Document:
* * * *
[FEATURE PROPOSAL] Open Source Voice Assistant on /e/

hi all,
https://f-droid.org/en/packages/ai.susi/
this one is just for the home:
https://f-droid.org/en/packages/io.homeassistant.android/
Rik

1 Like

haha Susi and Leo :slight_smile:

This is an excellent idea, Julien, and I am happy to see that Manoj says it is on the /e/ roadmap.

Suggesting building on an existing project such as Mycroft is brilliant, also.

2 Likes

I personally don’t like them, but they are popular and from an accessibility standpoint they’re crucial. However, if voice recordings are uploaded and analysed on a server, this needs to be communicated very clearly, so people can make an informed choice about using them.

1 Like

Same here.
I find it annoying when people make loud calls or don’t hold their cell phones to their ears. It’s loud enough around us already. I don’t need people talking with their mobile phones. Or with Alexa or Siri or what they’re all called. That just makes us all more stressed.

Sure, for people with certain handycaps it’s ok, but please not for everyone, everywhere.

1 Like

It is not really a dication app, but I use VoiceTra (Voice Translator) and save the text output.
I haven’t found any other dictation app with decent privacy.
I someone has found a better work around, I would love to hear it.
I’m using a Oneplus 3.

As an aside, on my Samsung Galaxy Tab, running stock Android 7.1.2 , very few non-Google dictation apps work properly.

mozillas DeepSpeech is able to proceed speech-to-text tasks utterly on your device without any connectivity to cloud providers. it only comes with trained models for english, but other languages are also on the way. nevertheless it’s only a development solution for this kind of tasks, not an end user friendly simple app.
* * * *
Supplied material:
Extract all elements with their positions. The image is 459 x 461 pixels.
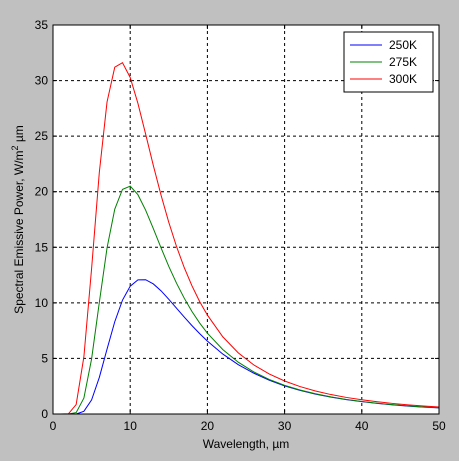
x-tick-label: 40 <box>355 419 369 433</box>
legend: 250K 275K 300K <box>343 31 434 93</box>
y-axis-label-tail: µm <box>12 125 26 145</box>
plot-frame <box>52 24 440 415</box>
series-line-300K <box>53 61 440 415</box>
x-tick-label: 20 <box>201 419 215 433</box>
y-tick-label: 15 <box>35 240 49 254</box>
y-tick-label: 5 <box>41 351 48 365</box>
y-tick-label: 20 <box>35 185 49 199</box>
y-tick-label: 35 <box>35 18 49 32</box>
series-line-275K <box>53 185 440 415</box>
legend-label: 300K <box>389 72 417 86</box>
x-axis-label: Wavelength, µm <box>203 437 290 451</box>
x-tick-label: 50 <box>432 419 446 433</box>
legend-label: 275K <box>389 55 417 69</box>
series-lines <box>53 61 440 415</box>
y-tick-label: 25 <box>35 129 49 143</box>
y-axis-label: Spectral Emissive Power, W/m2 µm <box>10 125 26 314</box>
x-tick-label: 10 <box>124 419 138 433</box>
y-tick-label: 0 <box>41 407 48 421</box>
legend-label: 250K <box>389 38 417 52</box>
y-tick-label: 30 <box>35 74 49 88</box>
x-tick-label: 0 <box>50 419 57 433</box>
y-axis-label-main: Spectral Emissive Power, W/m <box>12 150 26 313</box>
y-axis-label-sup: 2 <box>10 145 20 150</box>
y-tick-label: 10 <box>35 296 49 310</box>
axis-ticks: 0 10 20 30 40 50 0 5 10 15 20 25 30 35 <box>35 18 446 433</box>
x-tick-label: 30 <box>278 419 292 433</box>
* * * *
Stated problem 1:
Answer these questions about the forum thread:
(a) Which existing project does one post suggest building on?
(b) Which phone does the person who uses VoiceTra have?
(c) For which language does DeepSpeech come with trained models?
Stated problem 2: In the forum thread, switch "cell phones" to "smartphones" and write out the passage from "I find it annoying" up to and including "a Oneplus 3.".

Exercise result 1:
(a) Mycroft
(b) A Oneplus 3
(c) English

Exercise result 2:
I find it annoying when people make loud calls or don’t hold their smartphones to their ears. It’s loud enough around us already. I don’t need people talking with their mobile phones. Or with Alexa or Siri or what they’re all called. That just makes us all more stressed.

Sure, for people with certain handycaps it’s ok, but please not for everyone, everywhere.

1 Like

It is not really a dication app, but I use VoiceTra (Voice Translator) and save the text output.
I haven’t found any other dictation app with decent privacy.
I someone has found a better work around, I would love to hear it.
I’m using a Oneplus 3.